*JOB*. Every line of the material is to be quoted verbatim, minus the pictures.

### THE DATA

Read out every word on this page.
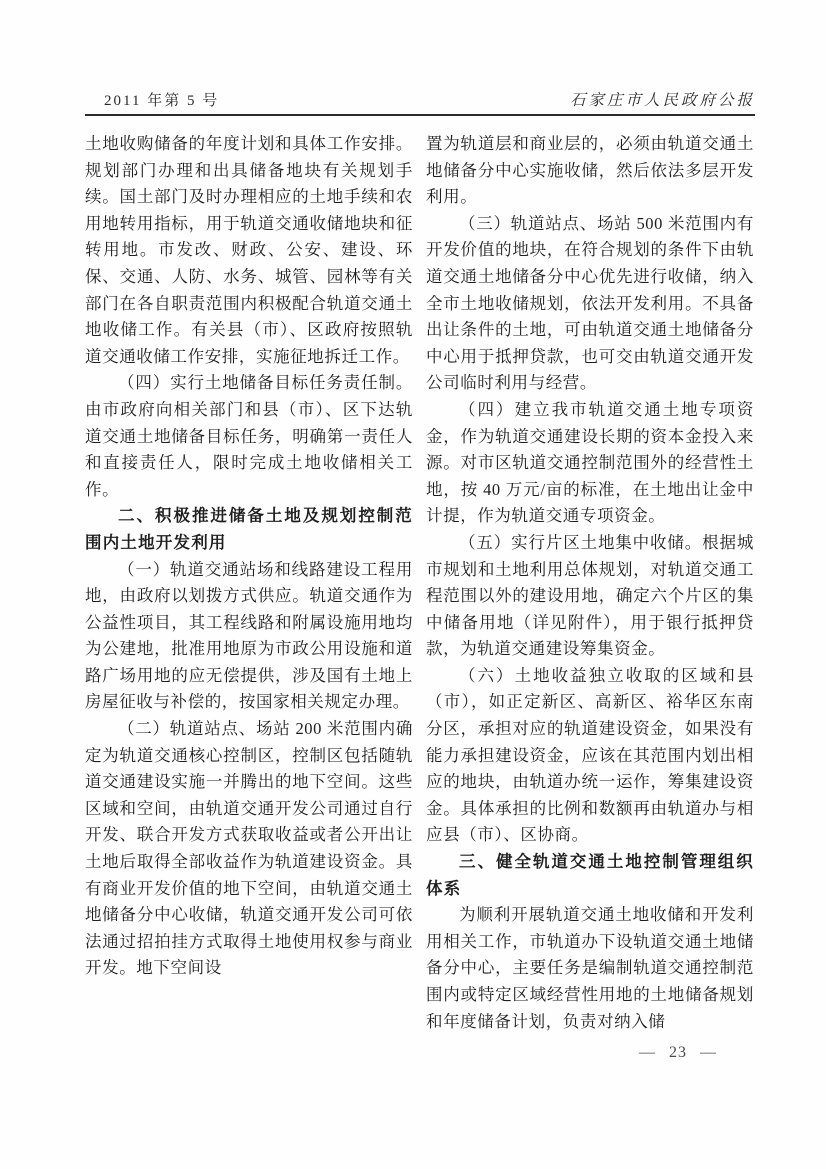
2011 年第 5 号	石家庄市人民政府公报

土地收购储备的年度计划和具体工作安排。规划部门办理和出具储备地块有关规划手续。国土部门及时办理相应的土地手续和农用地转用指标，用于轨道交通收储地块和征转用地。市发改、财政、公安、建设、环保、交通、人防、水务、城管、园林等有关部门在各自职责范围内积极配合轨道交通土地收储工作。有关县（市）、区政府按照轨道交通收储工作安排，实施征地拆迁工作。

（四）实行土地储备目标任务责任制。由市政府向相关部门和县（市）、区下达轨道交通土地储备目标任务，明确第一责任人和直接责任人，限时完成土地收储相关工作。

二、积极推进储备土地及规划控制范围内土地开发利用

（一）轨道交通站场和线路建设工程用地，由政府以划拨方式供应。轨道交通作为公益性项目，其工程线路和附属设施用地均为公建地，批准用地原为市政公用设施和道路广场用地的应无偿提供，涉及国有土地上房屋征收与补偿的，按国家相关规定办理。

（二）轨道站点、场站 200 米范围内确定为轨道交通核心控制区，控制区包括随轨道交通建设实施一并腾出的地下空间。这些区域和空间，由轨道交通开发公司通过自行开发、联合开发方式获取收益或者公开出让土地后取得全部收益作为轨道建设资金。具有商业开发价值的地下空间，由轨道交通土地储备分中心收储，轨道交通开发公司可依法通过招拍挂方式取得土地使用权参与商业开发。地下空间设

置为轨道层和商业层的，必须由轨道交通土地储备分中心实施收储，然后依法多层开发利用。

（三）轨道站点、场站 500 米范围内有开发价值的地块，在符合规划的条件下由轨道交通土地储备分中心优先进行收储，纳入全市土地收储规划，依法开发利用。不具备出让条件的土地，可由轨道交通土地储备分中心用于抵押贷款，也可交由轨道交通开发公司临时利用与经营。

（四）建立我市轨道交通土地专项资金，作为轨道交通建设长期的资本金投入来源。对市区轨道交通控制范围外的经营性土地，按 40 万元/亩的标准，在土地出让金中计提，作为轨道交通专项资金。

（五）实行片区土地集中收储。根据城市规划和土地利用总体规划，对轨道交通工程范围以外的建设用地，确定六个片区的集中储备用地（详见附件），用于银行抵押贷款，为轨道交通建设筹集资金。

（六）土地收益独立收取的区域和县（市），如正定新区、高新区、裕华区东南分区，承担对应的轨道建设资金，如果没有能力承担建设资金，应该在其范围内划出相应的地块，由轨道办统一运作，筹集建设资金。具体承担的比例和数额再由轨道办与相应县（市）、区协商。

三、健全轨道交通土地控制管理组织体系

为顺利开展轨道交通土地收储和开发利用相关工作，市轨道办下设轨道交通土地储备分中心，主要任务是编制轨道交通控制范围内或特定区域经营性用地的土地储备规划和年度储备计划，负责对纳入储

— 23 —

######

*COMPLETE ANSWER*.
Read out every word on this page.
2011 年第 5 号	石家庄市人民政府公报

土地收购储备的年度计划和具体工作安排。规划部门办理和出具储备地块有关规划手续。国土部门及时办理相应的土地手续和农用地转用指标，用于轨道交通收储地块和征转用地。市发改、财政、公安、建设、环保、交通、人防、水务、城管、园林等有关部门在各自职责范围内积极配合轨道交通土地收储工作。有关县（市）、区政府按照轨道交通收储工作安排，实施征地拆迁工作。

（四）实行土地储备目标任务责任制。由市政府向相关部门和县（市）、区下达轨道交通土地储备目标任务，明确第一责任人和直接责任人，限时完成土地收储相关工作。

二、积极推进储备土地及规划控制范围内土地开发利用

（一）轨道交通站场和线路建设工程用地，由政府以划拨方式供应。轨道交通作为公益性项目，其工程线路和附属设施用地均为公建地，批准用地原为市政公用设施和道路广场用地的应无偿提供，涉及国有土地上房屋征收与补偿的，按国家相关规定办理。

（二）轨道站点、场站 200 米范围内确定为轨道交通核心控制区，控制区包括随轨道交通建设实施一并腾出的地下空间。这些区域和空间，由轨道交通开发公司通过自行开发、联合开发方式获取收益或者公开出让土地后取得全部收益作为轨道建设资金。具有商业开发价值的地下空间，由轨道交通土地储备分中心收储，轨道交通开发公司可依法通过招拍挂方式取得土地使用权参与商业开发。地下空间设

置为轨道层和商业层的，必须由轨道交通土地储备分中心实施收储，然后依法多层开发利用。

（三）轨道站点、场站 500 米范围内有开发价值的地块，在符合规划的条件下由轨道交通土地储备分中心优先进行收储，纳入全市土地收储规划，依法开发利用。不具备出让条件的土地，可由轨道交通土地储备分中心用于抵押贷款，也可交由轨道交通开发公司临时利用与经营。

（四）建立我市轨道交通土地专项资金，作为轨道交通建设长期的资本金投入来源。对市区轨道交通控制范围外的经营性土地，按 40 万元/亩的标准，在土地出让金中计提，作为轨道交通专项资金。

（五）实行片区土地集中收储。根据城市规划和土地利用总体规划，对轨道交通工程范围以外的建设用地，确定六个片区的集中储备用地（详见附件），用于银行抵押贷款，为轨道交通建设筹集资金。

（六）土地收益独立收取的区域和县（市），如正定新区、高新区、裕华区东南分区，承担对应的轨道建设资金，如果没有能力承担建设资金，应该在其范围内划出相应的地块，由轨道办统一运作，筹集建设资金。具体承担的比例和数额再由轨道办与相应县（市）、区协商。

三、健全轨道交通土地控制管理组织体系

为顺利开展轨道交通土地收储和开发利用相关工作，市轨道办下设轨道交通土地储备分中心，主要任务是编制轨道交通控制范围内或特定区域经营性用地的土地储备规划和年度储备计划，负责对纳入储

— 23 —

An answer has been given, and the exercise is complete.